- **WORKING DATA**:
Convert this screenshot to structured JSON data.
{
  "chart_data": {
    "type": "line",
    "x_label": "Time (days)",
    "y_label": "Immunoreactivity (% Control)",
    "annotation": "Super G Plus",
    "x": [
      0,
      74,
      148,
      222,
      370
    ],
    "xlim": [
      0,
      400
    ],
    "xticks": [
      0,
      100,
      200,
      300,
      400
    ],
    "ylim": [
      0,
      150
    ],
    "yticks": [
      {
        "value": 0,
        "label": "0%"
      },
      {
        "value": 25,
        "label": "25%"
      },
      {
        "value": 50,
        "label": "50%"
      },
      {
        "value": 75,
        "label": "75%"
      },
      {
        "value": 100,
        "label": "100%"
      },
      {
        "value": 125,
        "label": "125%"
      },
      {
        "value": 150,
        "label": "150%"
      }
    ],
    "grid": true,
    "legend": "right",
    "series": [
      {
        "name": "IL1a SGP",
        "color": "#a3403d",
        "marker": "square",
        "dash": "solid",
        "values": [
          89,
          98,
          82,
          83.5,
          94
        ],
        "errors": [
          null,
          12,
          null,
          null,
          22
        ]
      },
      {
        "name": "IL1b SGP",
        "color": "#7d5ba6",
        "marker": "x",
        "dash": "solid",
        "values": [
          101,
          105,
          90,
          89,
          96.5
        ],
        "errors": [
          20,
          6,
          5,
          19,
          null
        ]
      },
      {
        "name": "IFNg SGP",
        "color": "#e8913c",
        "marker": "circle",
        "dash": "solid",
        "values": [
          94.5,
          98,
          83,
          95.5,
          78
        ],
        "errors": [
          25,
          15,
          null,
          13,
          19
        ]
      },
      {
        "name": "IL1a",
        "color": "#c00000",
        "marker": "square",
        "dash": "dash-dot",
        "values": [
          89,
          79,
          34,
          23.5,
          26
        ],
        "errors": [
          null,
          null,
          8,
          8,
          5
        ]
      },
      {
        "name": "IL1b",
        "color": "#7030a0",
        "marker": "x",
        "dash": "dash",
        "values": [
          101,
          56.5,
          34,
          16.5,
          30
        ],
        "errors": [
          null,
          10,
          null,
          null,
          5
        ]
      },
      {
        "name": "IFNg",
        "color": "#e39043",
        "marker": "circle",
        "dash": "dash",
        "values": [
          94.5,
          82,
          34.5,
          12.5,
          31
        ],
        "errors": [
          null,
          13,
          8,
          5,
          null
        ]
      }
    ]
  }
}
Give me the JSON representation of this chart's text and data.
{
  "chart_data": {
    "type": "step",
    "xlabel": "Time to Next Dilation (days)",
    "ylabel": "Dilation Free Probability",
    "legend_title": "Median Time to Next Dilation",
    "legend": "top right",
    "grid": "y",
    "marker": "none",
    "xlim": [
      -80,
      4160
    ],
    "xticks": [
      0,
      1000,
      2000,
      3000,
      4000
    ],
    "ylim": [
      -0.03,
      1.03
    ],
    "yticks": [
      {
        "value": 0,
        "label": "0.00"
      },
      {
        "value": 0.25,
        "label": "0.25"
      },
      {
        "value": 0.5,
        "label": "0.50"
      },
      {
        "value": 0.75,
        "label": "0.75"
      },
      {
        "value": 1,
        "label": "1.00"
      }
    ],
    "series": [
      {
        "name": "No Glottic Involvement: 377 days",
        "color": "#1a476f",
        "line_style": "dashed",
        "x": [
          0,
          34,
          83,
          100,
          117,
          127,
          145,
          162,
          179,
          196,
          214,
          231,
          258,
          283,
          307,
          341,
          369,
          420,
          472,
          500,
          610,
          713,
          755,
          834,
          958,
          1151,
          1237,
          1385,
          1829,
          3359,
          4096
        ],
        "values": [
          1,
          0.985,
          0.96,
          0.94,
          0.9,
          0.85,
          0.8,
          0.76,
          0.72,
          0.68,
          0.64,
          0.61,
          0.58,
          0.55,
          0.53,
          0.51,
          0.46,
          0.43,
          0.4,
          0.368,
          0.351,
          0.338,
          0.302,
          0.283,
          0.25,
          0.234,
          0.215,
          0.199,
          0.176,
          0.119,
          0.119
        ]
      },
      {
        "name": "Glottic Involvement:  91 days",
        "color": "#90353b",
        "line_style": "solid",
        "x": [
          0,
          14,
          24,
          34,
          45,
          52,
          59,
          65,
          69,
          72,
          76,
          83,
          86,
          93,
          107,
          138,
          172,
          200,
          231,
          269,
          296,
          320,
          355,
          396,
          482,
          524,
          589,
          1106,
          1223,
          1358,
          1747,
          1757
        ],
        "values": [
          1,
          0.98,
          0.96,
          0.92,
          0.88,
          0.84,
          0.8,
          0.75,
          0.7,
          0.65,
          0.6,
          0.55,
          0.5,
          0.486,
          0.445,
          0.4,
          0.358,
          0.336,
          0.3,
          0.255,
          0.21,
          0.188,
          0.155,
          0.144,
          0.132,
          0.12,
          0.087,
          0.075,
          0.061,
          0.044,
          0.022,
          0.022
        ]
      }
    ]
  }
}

- **PROBLEM REQUIREMENTS**:
Search the lines for the word "this" and report how many contain it, by number only.

- **FULL OUTPUT**:
2